• **Direction**: Extract the records below word for word and ignore the images.
** start of Task material **
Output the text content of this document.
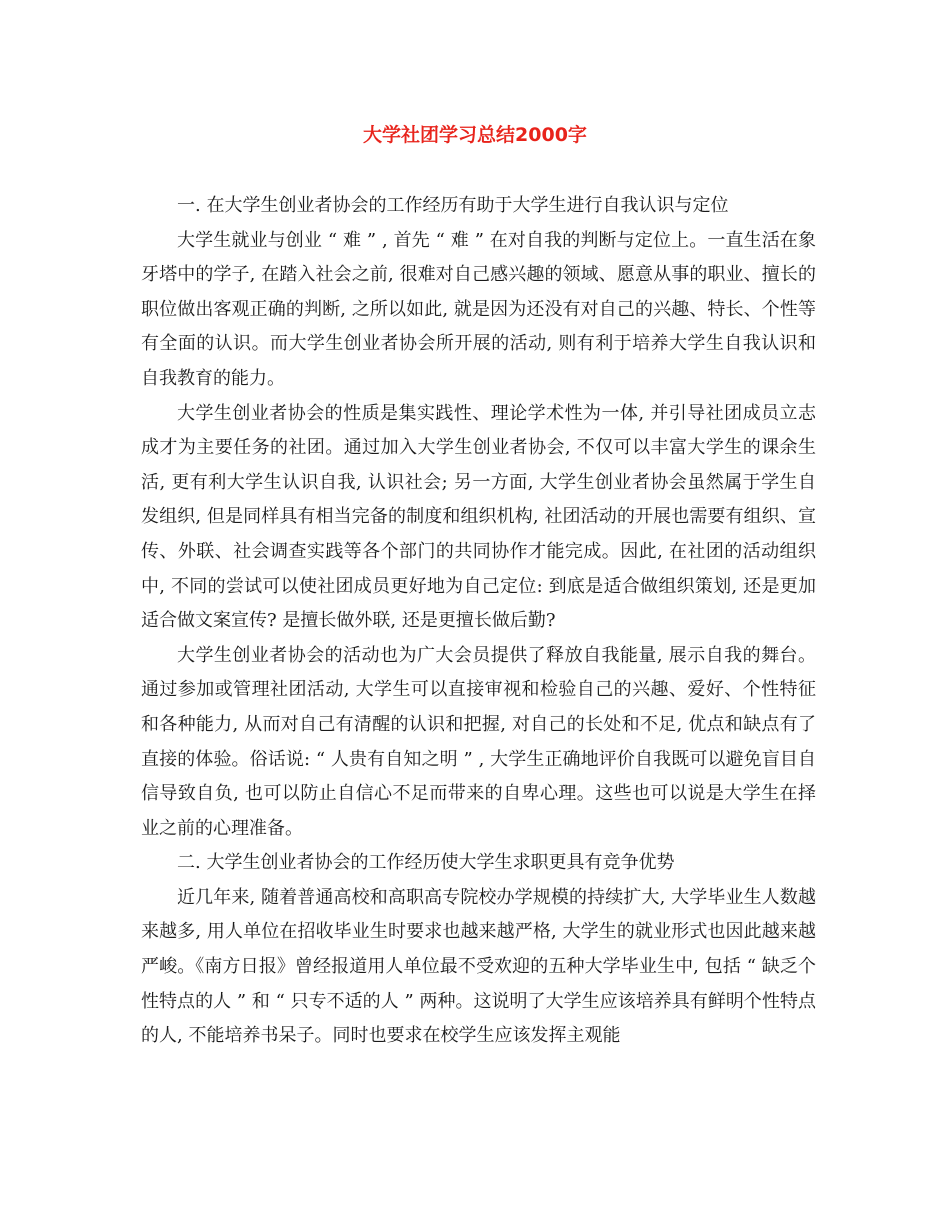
大学社团学习总结2000字

一. 在大学生创业者协会的工作经历有助于大学生进行自我认识与定位

大学生就业与创业 “ 难 ” , 首先 “ 难 ” 在对自我的判断与定位上。一直生活在象牙塔中的学子, 在踏入社会之前, 很难对自己感兴趣的领域、愿意从事的职业、擅长的职位做出客观正确的判断, 之所以如此, 就是因为还没有对自己的兴趣、特长、个性等有全面的认识。而大学生创业者协会所开展的活动, 则有利于培养大学生自我认识和自我教育的能力。

大学生创业者协会的性质是集实践性、理论学术性为一体, 并引导社团成员立志成才为主要任务的社团。通过加入大学生创业者协会, 不仅可以丰富大学生的课余生活, 更有利大学生认识自我, 认识社会; 另一方面, 大学生创业者协会虽然属于学生自发组织, 但是同样具有相当完备的制度和组织机构, 社团活动的开展也需要有组织、宣传、外联、社会调查实践等各个部门的共同协作才能完成。因此, 在社团的活动组织中, 不同的尝试可以使社团成员更好地为自己定位: 到底是适合做组织策划, 还是更加适合做文案宣传? 是擅长做外联, 还是更擅长做后勤?

大学生创业者协会的活动也为广大会员提供了释放自我能量, 展示自我的舞台。通过参加或管理社团活动, 大学生可以直接审视和检验自己的兴趣、爱好、个性特征和各种能力, 从而对自己有清醒的认识和把握, 对自己的长处和不足, 优点和缺点有了直接的体验。俗话说: “ 人贵有自知之明 ” , 大学生正确地评价自我既可以避免盲目自信导致自负, 也可以防止自信心不足而带来的自卑心理。这些也可以说是大学生在择业之前的心理准备。

二. 大学生创业者协会的工作经历使大学生求职更具有竞争优势

近几年来, 随着普通高校和高职高专院校办学规模的持续扩大, 大学毕业生人数越来越多, 用人单位在招收毕业生时要求也越来越严格, 大学生的就业形式也因此越来越严峻。《南方日报》曾经报道用人单位最不受欢迎的五种大学毕业生中, 包括 “ 缺乏个性特点的人 ” 和 “ 只专不适的人 ” 两种。这说明了大学生应该培养具有鲜明个性特点的人, 不能培养书呆子。同时也要求在校学生应该发挥主观能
** end of Task material **
• **Response to the exercise**:
Output the text content of this document.
大学社团学习总结2000字

一. 在大学生创业者协会的工作经历有助于大学生进行自我认识与定位

大学生就业与创业 “ 难 ” , 首先 “ 难 ” 在对自我的判断与定位上。一直生活在象牙塔中的学子, 在踏入社会之前, 很难对自己感兴趣的领域、愿意从事的职业、擅长的职位做出客观正确的判断, 之所以如此, 就是因为还没有对自己的兴趣、特长、个性等有全面的认识。而大学生创业者协会所开展的活动, 则有利于培养大学生自我认识和自我教育的能力。

大学生创业者协会的性质是集实践性、理论学术性为一体, 并引导社团成员立志成才为主要任务的社团。通过加入大学生创业者协会, 不仅可以丰富大学生的课余生活, 更有利大学生认识自我, 认识社会; 另一方面, 大学生创业者协会虽然属于学生自发组织, 但是同样具有相当完备的制度和组织机构, 社团活动的开展也需要有组织、宣传、外联、社会调查实践等各个部门的共同协作才能完成。因此, 在社团的活动组织中, 不同的尝试可以使社团成员更好地为自己定位: 到底是适合做组织策划, 还是更加适合做文案宣传? 是擅长做外联, 还是更擅长做后勤?

大学生创业者协会的活动也为广大会员提供了释放自我能量, 展示自我的舞台。通过参加或管理社团活动, 大学生可以直接审视和检验自己的兴趣、爱好、个性特征和各种能力, 从而对自己有清醒的认识和把握, 对自己的长处和不足, 优点和缺点有了直接的体验。俗话说: “ 人贵有自知之明 ” , 大学生正确地评价自我既可以避免盲目自信导致自负, 也可以防止自信心不足而带来的自卑心理。这些也可以说是大学生在择业之前的心理准备。

二. 大学生创业者协会的工作经历使大学生求职更具有竞争优势

近几年来, 随着普通高校和高职高专院校办学规模的持续扩大, 大学毕业生人数越来越多, 用人单位在招收毕业生时要求也越来越严格, 大学生的就业形式也因此越来越严峻。《南方日报》曾经报道用人单位最不受欢迎的五种大学毕业生中, 包括 “ 缺乏个性特点的人 ” 和 “ 只专不适的人 ” 两种。这说明了大学生应该培养具有鲜明个性特点的人, 不能培养书呆子。同时也要求在校学生应该发挥主观能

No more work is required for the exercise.